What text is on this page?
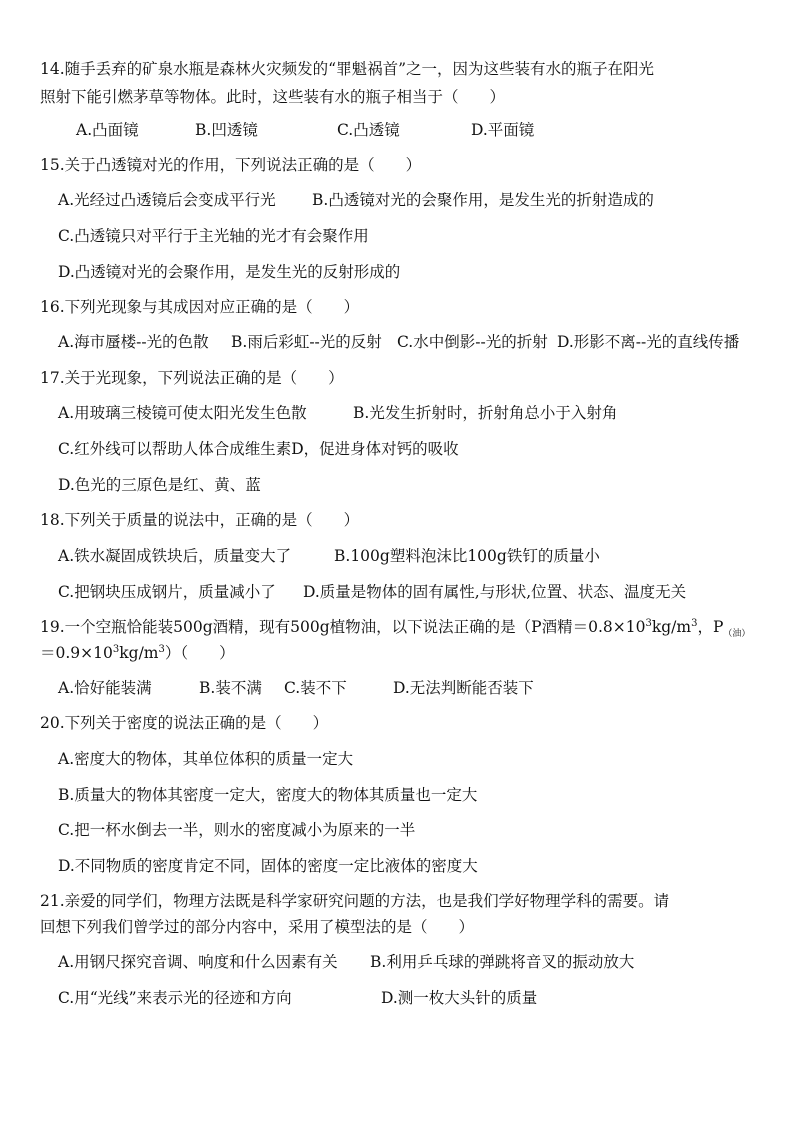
14.随手丢弃的矿泉水瓶是森林火灾频发的“罪魁祸首”之一，因为这些装有水的瓶子在阳光
照射下能引燃茅草等物体。此时，这些装有水的瓶子相当于（　　）
A.凸面镜	B.凹透镜	C.凸透镜	D.平面镜
15.关于凸透镜对光的作用，下列说法正确的是（　　）
A.光经过凸透镜后会变成平行光 B.凸透镜对光的会聚作用，是发生光的折射造成的
C.凸透镜只对平行于主光轴的光才有会聚作用
D.凸透镜对光的会聚作用，是发生光的反射形成的
16.下列光现象与其成因对应正确的是（　　）
A.海市蜃楼--光的色散 B.雨后彩虹--光的反射 C.水中倒影--光的折射 D.形影不离--光的直线传播
17.关于光现象，下列说法正确的是（　　）
A.用玻璃三棱镜可使太阳光发生色散	B.光发生折射时，折射角总小于入射角
C.红外线可以帮助人体合成维生素D，促进身体对钙的吸收
D.色光的三原色是红、黄、蓝
18.下列关于质量的说法中，正确的是（　　）
A.铁水凝固成铁块后，质量变大了	B.100g塑料泡沫比100g铁钉的质量小
C.把钢块压成钢片，质量减小了 D.质量是物体的固有属性,与形状,位置、状态、温度无关
19.一个空瓶恰能装500g酒精，现有500g植物油，以下说法正确的是（P酒精$=0.8\times 10^3kg/m^3$，$P_{(油)}$
$=0.9\times 10^3kg/m^3$）（　　）
A.恰好能装满	B.装不满 C.装不下	D.无法判断能否装下
20.下列关于密度的说法正确的是（　　）
A.密度大的物体，其单位体积的质量一定大
B.质量大的物体其密度一定大，密度大的物体其质量也一定大
C.把一杯水倒去一半，则水的密度减小为原来的一半
D.不同物质的密度肯定不同，固体的密度一定比液体的密度大
21.亲爱的同学们，物理方法既是科学家研究问题的方法，也是我们学好物理学科的需要。请
回想下列我们曾学过的部分内容中，采用了模型法的是（　　）
A.用钢尺探究音调、响度和什么因素有关 B.利用乒乓球的弹跳将音叉的振动放大
C.用“光线”来表示光的径迹和方向	D.测一枚大头针的质量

══════

**EXERCISE**
Leave out the pictures and print every line of the data exactly.

**WRITTEN SOLUTION**
What text is on this page?
14.随手丢弃的矿泉水瓶是森林火灾频发的“罪魁祸首”之一，因为这些装有水的瓶子在阳光
照射下能引燃茅草等物体。此时，这些装有水的瓶子相当于（　　）
A.凸面镜	B.凹透镜	C.凸透镜	D.平面镜
15.关于凸透镜对光的作用，下列说法正确的是（　　）
A.光经过凸透镜后会变成平行光 B.凸透镜对光的会聚作用，是发生光的折射造成的
C.凸透镜只对平行于主光轴的光才有会聚作用
D.凸透镜对光的会聚作用，是发生光的反射形成的
16.下列光现象与其成因对应正确的是（　　）
A.海市蜃楼--光的色散 B.雨后彩虹--光的反射 C.水中倒影--光的折射 D.形影不离--光的直线传播
17.关于光现象，下列说法正确的是（　　）
A.用玻璃三棱镜可使太阳光发生色散	B.光发生折射时，折射角总小于入射角
C.红外线可以帮助人体合成维生素D，促进身体对钙的吸收
D.色光的三原色是红、黄、蓝
18.下列关于质量的说法中，正确的是（　　）
A.铁水凝固成铁块后，质量变大了	B.100g塑料泡沫比100g铁钉的质量小
C.把钢块压成钢片，质量减小了 D.质量是物体的固有属性,与形状,位置、状态、温度无关
19.一个空瓶恰能装500g酒精，现有500g植物油，以下说法正确的是（P酒精$=0.8\times 10^3kg/m^3$，$P_{(油)}$
$=0.9\times 10^3kg/m^3$）（　　）
A.恰好能装满	B.装不满 C.装不下	D.无法判断能否装下
20.下列关于密度的说法正确的是（　　）
A.密度大的物体，其单位体积的质量一定大
B.质量大的物体其密度一定大，密度大的物体其质量也一定大
C.把一杯水倒去一半，则水的密度减小为原来的一半
D.不同物质的密度肯定不同，固体的密度一定比液体的密度大
21.亲爱的同学们，物理方法既是科学家研究问题的方法，也是我们学好物理学科的需要。请
回想下列我们曾学过的部分内容中，采用了模型法的是（　　）
A.用钢尺探究音调、响度和什么因素有关 B.利用乒乓球的弹跳将音叉的振动放大
C.用“光线”来表示光的径迹和方向	D.测一枚大头针的质量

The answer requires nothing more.